Figure record extracts:
"""
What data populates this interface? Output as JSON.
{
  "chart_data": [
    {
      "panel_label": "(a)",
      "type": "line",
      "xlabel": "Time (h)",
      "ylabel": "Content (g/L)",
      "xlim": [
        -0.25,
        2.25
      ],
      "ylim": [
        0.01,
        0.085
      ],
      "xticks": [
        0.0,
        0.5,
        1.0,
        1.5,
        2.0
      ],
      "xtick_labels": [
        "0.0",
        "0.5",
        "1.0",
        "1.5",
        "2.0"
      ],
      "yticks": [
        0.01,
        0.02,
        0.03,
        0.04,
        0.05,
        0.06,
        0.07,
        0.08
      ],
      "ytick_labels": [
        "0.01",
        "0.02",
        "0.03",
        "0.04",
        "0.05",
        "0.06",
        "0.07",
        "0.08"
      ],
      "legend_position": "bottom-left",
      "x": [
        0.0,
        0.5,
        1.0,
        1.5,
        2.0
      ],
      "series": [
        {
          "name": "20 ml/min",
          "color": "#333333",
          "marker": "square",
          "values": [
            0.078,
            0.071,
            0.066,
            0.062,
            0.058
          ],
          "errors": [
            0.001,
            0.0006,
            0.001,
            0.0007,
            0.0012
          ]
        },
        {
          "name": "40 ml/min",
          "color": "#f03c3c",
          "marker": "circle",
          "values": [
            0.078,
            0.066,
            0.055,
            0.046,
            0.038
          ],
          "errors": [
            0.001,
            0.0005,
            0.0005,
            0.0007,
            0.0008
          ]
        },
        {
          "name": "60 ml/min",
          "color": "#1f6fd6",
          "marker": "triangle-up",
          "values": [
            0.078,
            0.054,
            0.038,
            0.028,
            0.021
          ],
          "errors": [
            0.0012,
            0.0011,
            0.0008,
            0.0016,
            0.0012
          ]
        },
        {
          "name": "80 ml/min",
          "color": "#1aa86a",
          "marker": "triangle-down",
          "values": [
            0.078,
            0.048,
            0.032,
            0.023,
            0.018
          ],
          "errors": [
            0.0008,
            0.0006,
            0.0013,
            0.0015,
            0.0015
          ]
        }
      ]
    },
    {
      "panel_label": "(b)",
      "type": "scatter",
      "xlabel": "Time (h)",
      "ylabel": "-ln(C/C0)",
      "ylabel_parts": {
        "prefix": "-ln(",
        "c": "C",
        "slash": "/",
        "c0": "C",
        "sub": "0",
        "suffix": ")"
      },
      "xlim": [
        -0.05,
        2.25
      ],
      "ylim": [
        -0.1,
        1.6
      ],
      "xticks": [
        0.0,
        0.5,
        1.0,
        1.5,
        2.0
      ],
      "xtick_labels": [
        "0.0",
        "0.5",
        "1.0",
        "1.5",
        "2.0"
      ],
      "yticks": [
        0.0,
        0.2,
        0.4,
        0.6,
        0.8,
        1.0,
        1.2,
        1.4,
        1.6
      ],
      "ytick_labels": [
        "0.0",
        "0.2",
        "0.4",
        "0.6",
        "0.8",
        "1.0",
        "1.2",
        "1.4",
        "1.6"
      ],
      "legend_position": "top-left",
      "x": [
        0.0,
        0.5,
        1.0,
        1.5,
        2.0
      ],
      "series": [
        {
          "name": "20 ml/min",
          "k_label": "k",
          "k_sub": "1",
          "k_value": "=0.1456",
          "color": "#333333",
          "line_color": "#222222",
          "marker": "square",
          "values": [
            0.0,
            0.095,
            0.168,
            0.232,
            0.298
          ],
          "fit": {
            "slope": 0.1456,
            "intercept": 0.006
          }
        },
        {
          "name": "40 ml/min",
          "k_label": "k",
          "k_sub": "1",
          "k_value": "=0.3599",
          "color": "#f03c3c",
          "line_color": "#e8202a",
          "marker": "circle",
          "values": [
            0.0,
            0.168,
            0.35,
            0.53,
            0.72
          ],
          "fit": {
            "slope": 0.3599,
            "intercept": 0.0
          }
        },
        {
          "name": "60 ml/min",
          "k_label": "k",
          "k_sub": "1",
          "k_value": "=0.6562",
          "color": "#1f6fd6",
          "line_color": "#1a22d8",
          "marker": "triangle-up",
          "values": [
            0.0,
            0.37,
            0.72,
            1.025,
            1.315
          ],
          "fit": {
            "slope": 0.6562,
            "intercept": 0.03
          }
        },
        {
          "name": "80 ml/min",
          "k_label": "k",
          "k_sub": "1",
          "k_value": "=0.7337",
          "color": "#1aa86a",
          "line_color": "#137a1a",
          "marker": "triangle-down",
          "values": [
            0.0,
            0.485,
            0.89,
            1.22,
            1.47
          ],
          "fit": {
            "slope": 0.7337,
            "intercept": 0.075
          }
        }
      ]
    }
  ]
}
"""
YOUR INSTRUCTIONS: Pull out all lines containing "slope".

CORRECT RESPONSE:
            "slope": 0.1456,
            "slope": 0.3599,
            "slope": 0.6562,
            "slope": 0.7337,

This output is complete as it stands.